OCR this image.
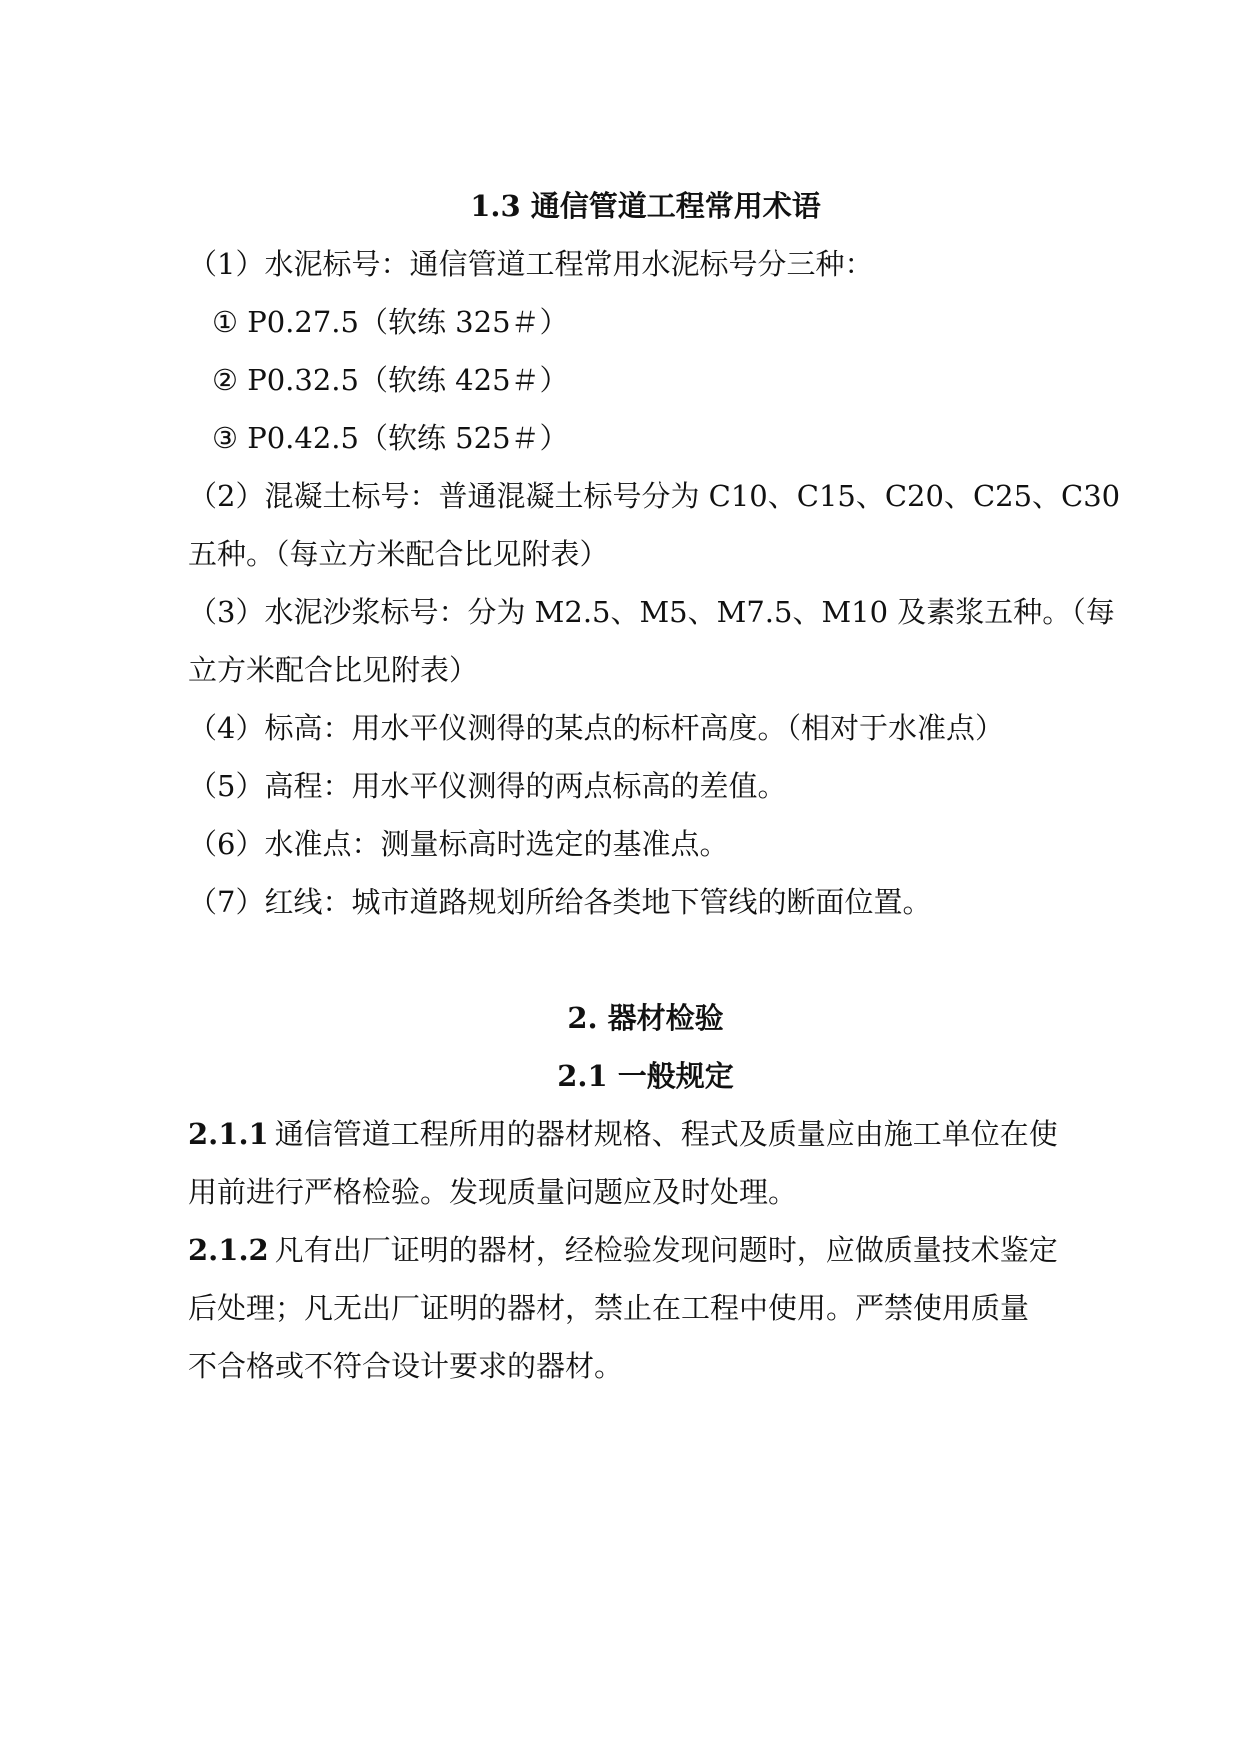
1.3 通信管道工程常用术语
（1）水泥标号：通信管道工程常用水泥标号分三种：
① P0.27.5（软练 325＃）
② P0.32.5（软练 425＃）
③ P0.42.5（软练 525＃）
（2）混凝土标号：普通混凝土标号分为 C10、C15、C20、C25、C30
五种。（每立方米配合比见附表）
（3）水泥沙浆标号：分为 M2.5、M5、M7.5、M10 及素浆五种。（每
立方米配合比见附表）
（4）标高：用水平仪测得的某点的标杆高度。（相对于水准点）
（5）高程：用水平仪测得的两点标高的差值。
（6）水准点：测量标高时选定的基准点。
（7）红线：城市道路规划所给各类地下管线的断面位置。
2. 器材检验
2.1 一般规定
2.1.1 通信管道工程所用的器材规格、程式及质量应由施工单位在使
用前进行严格检验。发现质量问题应及时处理。
2.1.2 凡有出厂证明的器材，经检验发现问题时，应做质量技术鉴定
后处理；凡无出厂证明的器材，禁止在工程中使用。严禁使用质量
不合格或不符合设计要求的器材。
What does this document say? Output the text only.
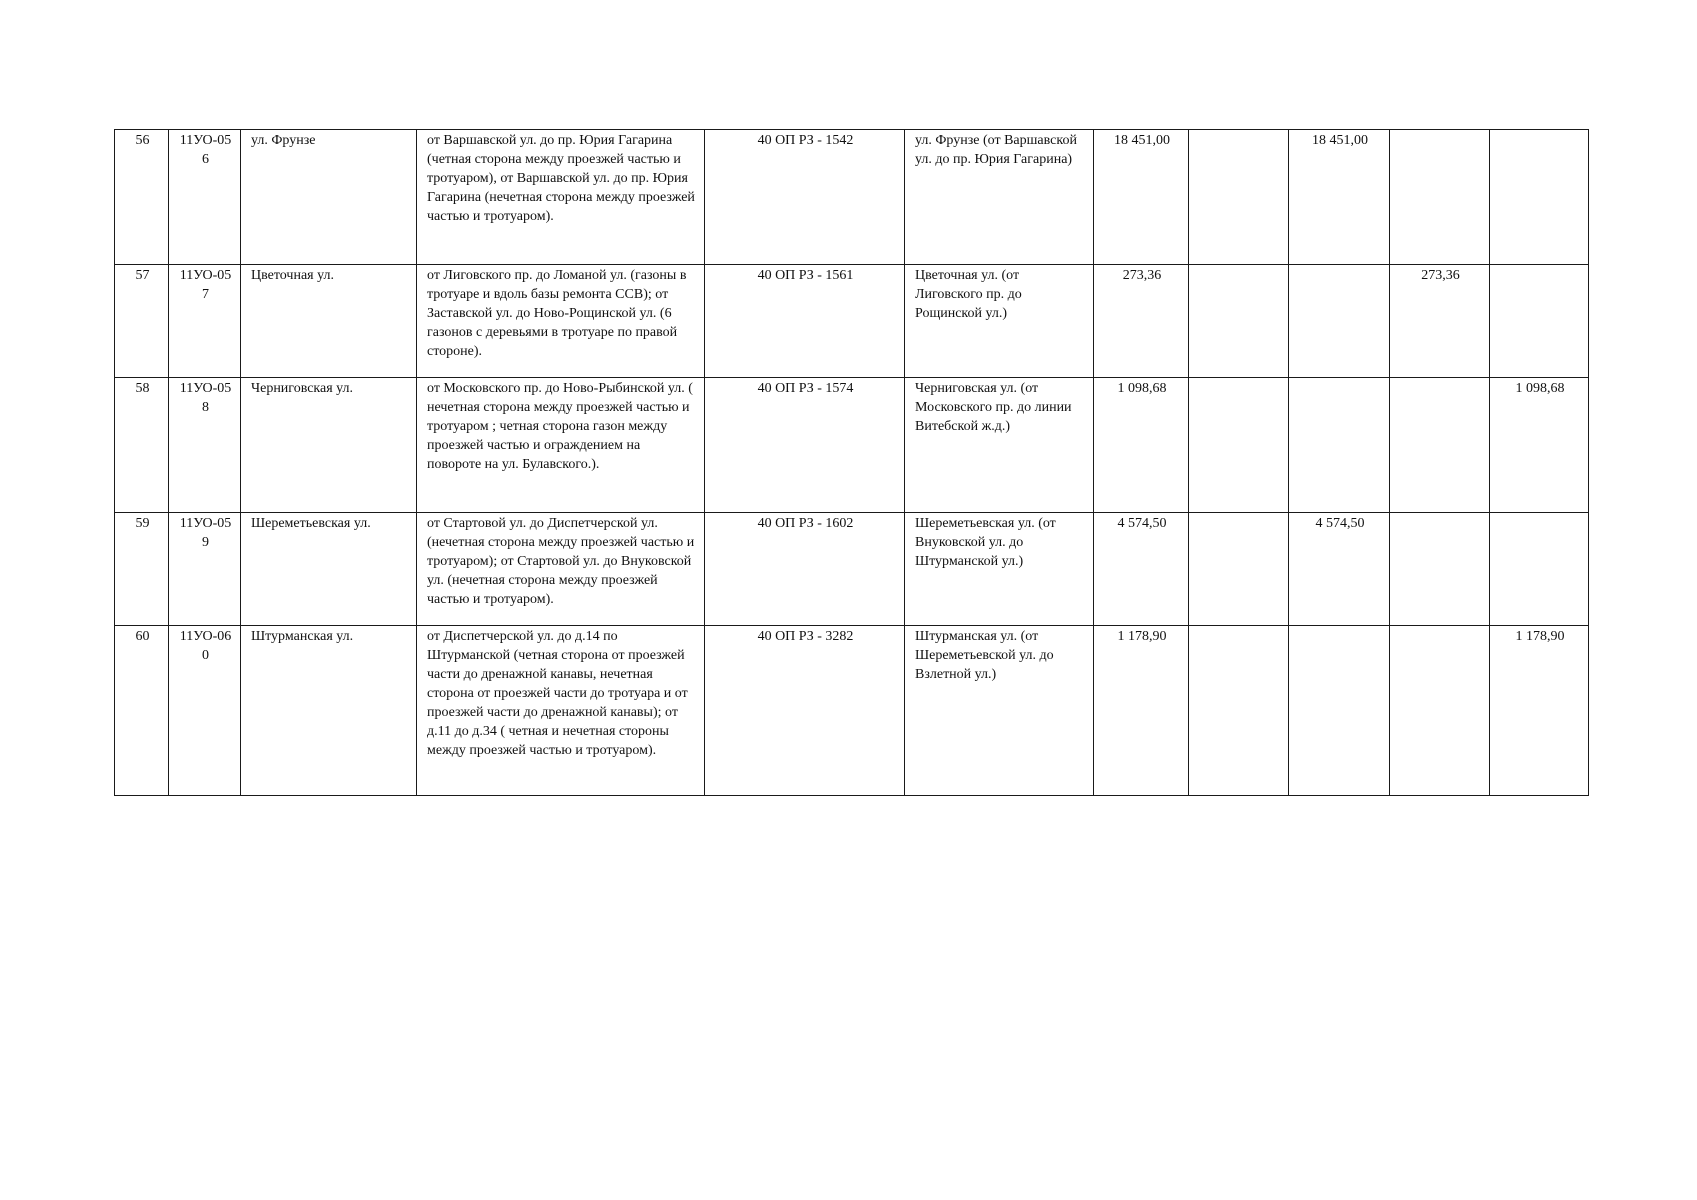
56	11УО-056	ул. Фрунзе	от Варшавской ул. до пр. Юрия Гагарина (четная сторона между проезжей частью и тротуаром), от Варшавской ул. до пр. Юрия Гагарина (нечетная сторона между проезжей частью и тротуаром).	40 ОП РЗ - 1542	ул. Фрунзе (от Варшавской ул. до пр. Юрия Гагарина)	18 451,00		18 451,00		
57	11УО-057	Цветочная ул.	от Лиговского пр. до Ломаной ул. (газоны в тротуаре и вдоль базы ремонта ССВ); от Заставской ул. до Ново-Рощинской ул. (6 газонов с деревьями в тротуаре по правой стороне).	40 ОП РЗ - 1561	Цветочная ул. (от Лиговского пр. до Рощинской ул.)	273,36			273,36	
58	11УО-058	Черниговская ул.	от Московского пр. до Ново-Рыбинской ул. ( нечетная сторона между проезжей частью и тротуаром ; четная сторона газон между проезжей частью и ограждением на повороте на ул. Булавского.).	40 ОП РЗ - 1574	Черниговская ул. (от Московского пр. до линии Витебской ж.д.)	1 098,68				1 098,68
59	11УО-059	Шереметьевская ул.	от Стартовой ул. до Диспетчерской ул. (нечетная сторона между проезжей частью и тротуаром); от Стартовой ул. до Внуковской ул. (нечетная сторона между проезжей частью и тротуаром).	40 ОП РЗ - 1602	Шереметьевская ул. (от Внуковской ул. до Штурманской ул.)	4 574,50		4 574,50		
60	11УО-060	Штурманская ул.	от Диспетчерской ул. до д.14 по Штурманской (четная сторона от проезжей части до дренажной канавы, нечетная сторона от проезжей части до тротуара и от проезжей части до дренажной канавы); от д.11 до д.34 ( четная и нечетная стороны между проезжей частью и тротуаром).	40 ОП РЗ - 3282	Штурманская ул. (от Шереметьевской ул. до Взлетной ул.)	1 178,90				1 178,90
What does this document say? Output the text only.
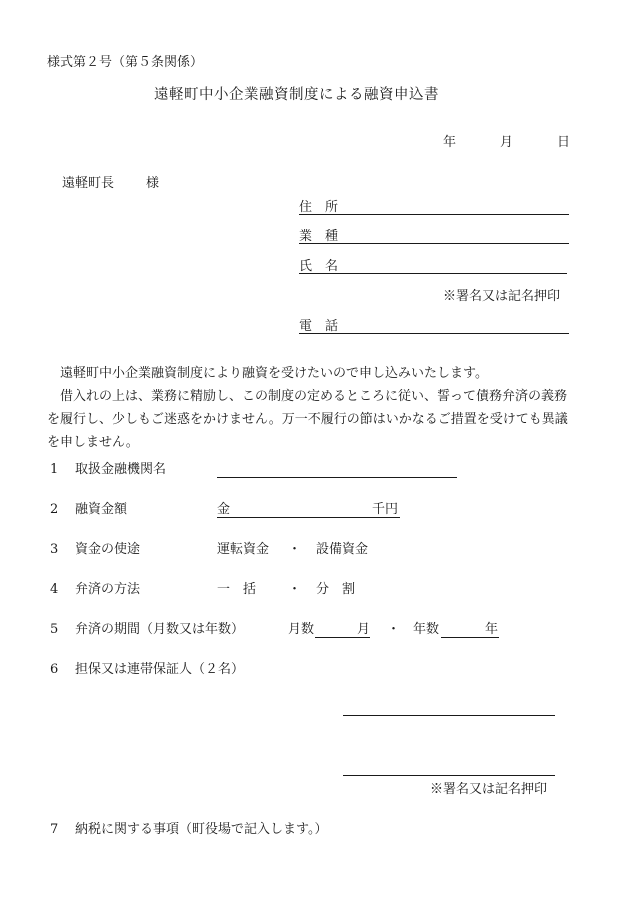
様式第２号（第５条関係）
遠軽町中小企業融資制度による融資申込書
年	月	日
遠軽町長 様
住　所
業　種
氏　名
※署名又は記名押印
電　話

遠軽町中小企業融資制度により融資を受けたいので申し込みいたします。

借入れの上は、業務に精励し、この制度の定めるところに従い、誓って債務弁済の義務を履行し、少しもご迷惑をかけません。万一不履行の節はいかなるご措置を受けても異議を申しません。

1 取扱金融機関名
2 融資金額	金	千円
3 資金の使途	運転資金 ・ 設備資金
4 弁済の方法	一　括 ・ 分　割
5 弁済の期間（月数又は年数）	月数	月 ・ 年数	年
6 担保又は連帯保証人（２名）
※署名又は記名押印
7 納税に関する事項（町役場で記入します。）
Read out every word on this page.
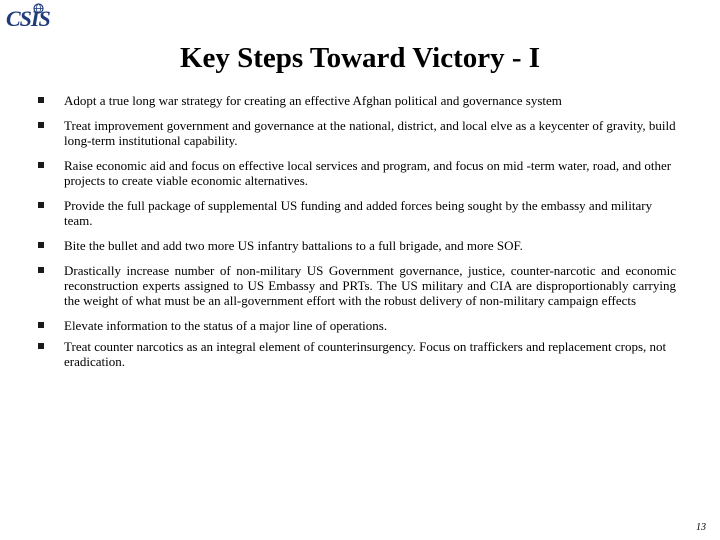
CSIS
Key Steps Toward Victory - I
Adopt a true long war strategy for creating an effective Afghan political and governance system
Treat improvement government and governance at the national, district, and local elve as a keycenter of gravity, build long-term institutional capability.
Raise economic aid and focus on effective local services and program, and focus on mid -term water, road, and other projects to create viable economic alternatives.
Provide the full package of supplemental US funding and added forces being sought by the embassy and military team.
Bite the bullet and add two more US infantry battalions to a full brigade, and more SOF.
Drastically increase number of non-military US Government governance, justice, counter-narcotic and economic reconstruction experts assigned to US Embassy and PRTs. The US military and CIA are disproportionably carrying the weight of what must be an all-government effort with the robust delivery of non-military campaign effects
Elevate information to the status of a major line of operations.
Treat counter narcotics as an integral element of counterinsurgency. Focus on traffickers and replacement crops, not eradication.
13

_Exercise brief:_
Without the pictures, write out all of the material exactly.

_Exercise solution:_
OCR this image.
1.3 通信管道工程常用术语
（1）水泥标号：通信管道工程常用水泥标号分三种：
① P0.27.5（软练 325＃）
② P0.32.5（软练 425＃）
③ P0.42.5（软练 525＃）
（2）混凝土标号：普通混凝土标号分为 C10、C15、C20、C25、C30
五种。（每立方米配合比见附表）
（3）水泥沙浆标号：分为 M2.5、M5、M7.5、M10 及素浆五种。（每
立方米配合比见附表）
（4）标高：用水平仪测得的某点的标杆高度。（相对于水准点）
（5）高程：用水平仪测得的两点标高的差值。
（6）水准点：测量标高时选定的基准点。
（7）红线：城市道路规划所给各类地下管线的断面位置。
2. 器材检验
2.1 一般规定
2.1.1 通信管道工程所用的器材规格、程式及质量应由施工单位在使
用前进行严格检验。发现质量问题应及时处理。
2.1.2 凡有出厂证明的器材，经检验发现问题时，应做质量技术鉴定
后处理；凡无出厂证明的器材，禁止在工程中使用。严禁使用质量
不合格或不符合设计要求的器材。
What does this document say? Output the text only.
56	11УО-056	ул. Фрунзе	от Варшавской ул. до пр. Юрия Гагарина (четная сторона между проезжей частью и тротуаром), от Варшавской ул. до пр. Юрия Гагарина (нечетная сторона между проезжей частью и тротуаром).	40 ОП РЗ - 1542	ул. Фрунзе (от Варшавской ул. до пр. Юрия Гагарина)	18 451,00		18 451,00		
57	11УО-057	Цветочная ул.	от Лиговского пр. до Ломаной ул. (газоны в тротуаре и вдоль базы ремонта ССВ); от Заставской ул. до Ново-Рощинской ул. (6 газонов с деревьями в тротуаре по правой стороне).	40 ОП РЗ - 1561	Цветочная ул. (от Лиговского пр. до Рощинской ул.)	273,36			273,36	
58	11УО-058	Черниговская ул.	от Московского пр. до Ново-Рыбинской ул. ( нечетная сторона между проезжей частью и тротуаром ; четная сторона газон между проезжей частью и ограждением на повороте на ул. Булавского.).	40 ОП РЗ - 1574	Черниговская ул. (от Московского пр. до линии Витебской ж.д.)	1 098,68				1 098,68
59	11УО-059	Шереметьевская ул.	от Стартовой ул. до Диспетчерской ул. (нечетная сторона между проезжей частью и тротуаром); от Стартовой ул. до Внуковской ул. (нечетная сторона между проезжей частью и тротуаром).	40 ОП РЗ - 1602	Шереметьевская ул. (от Внуковской ул. до Штурманской ул.)	4 574,50		4 574,50		
60	11УО-060	Штурманская ул.	от Диспетчерской ул. до д.14 по Штурманской (четная сторона от проезжей части до дренажной канавы, нечетная сторона от проезжей части до тротуара и от проезжей части до дренажной канавы); от д.11 до д.34 ( четная и нечетная стороны между проезжей частью и тротуаром).	40 ОП РЗ - 3282	Штурманская ул. (от Шереметьевской ул. до Взлетной ул.)	1 178,90				1 178,90
What does this document say? Output the text only.
様式第２号（第５条関係）
遠軽町中小企業融資制度による融資申込書
年	月	日
遠軽町長 様
住　所
業　種
氏　名
※署名又は記名押印
電　話

遠軽町中小企業融資制度により融資を受けたいので申し込みいたします。

借入れの上は、業務に精励し、この制度の定めるところに従い、誓って債務弁済の義務を履行し、少しもご迷惑をかけません。万一不履行の節はいかなるご措置を受けても異議を申しません。

1 取扱金融機関名
2 融資金額	金	千円
3 資金の使途	運転資金 ・ 設備資金
4 弁済の方法	一　括 ・ 分　割
5 弁済の期間（月数又は年数）	月数	月 ・ 年数	年
6 担保又は連帯保証人（２名）
※署名又は記名押印
7 納税に関する事項（町役場で記入します。）
Read out every word on this page.
CSIS
Key Steps Toward Victory - I
Adopt a true long war strategy for creating an effective Afghan political and governance system
Treat improvement government and governance at the national, district, and local elve as a keycenter of gravity, build long-term institutional capability.
Raise economic aid and focus on effective local services and program, and focus on mid -term water, road, and other projects to create viable economic alternatives.
Provide the full package of supplemental US funding and added forces being sought by the embassy and military team.
Bite the bullet and add two more US infantry battalions to a full brigade, and more SOF.
Drastically increase number of non-military US Government governance, justice, counter-narcotic and economic reconstruction experts assigned to US Embassy and PRTs. The US military and CIA are disproportionably carrying the weight of what must be an all-government effort with the robust delivery of non-military campaign effects
Elevate information to the status of a major line of operations.
Treat counter narcotics as an integral element of counterinsurgency. Focus on traffickers and replacement crops, not eradication.
13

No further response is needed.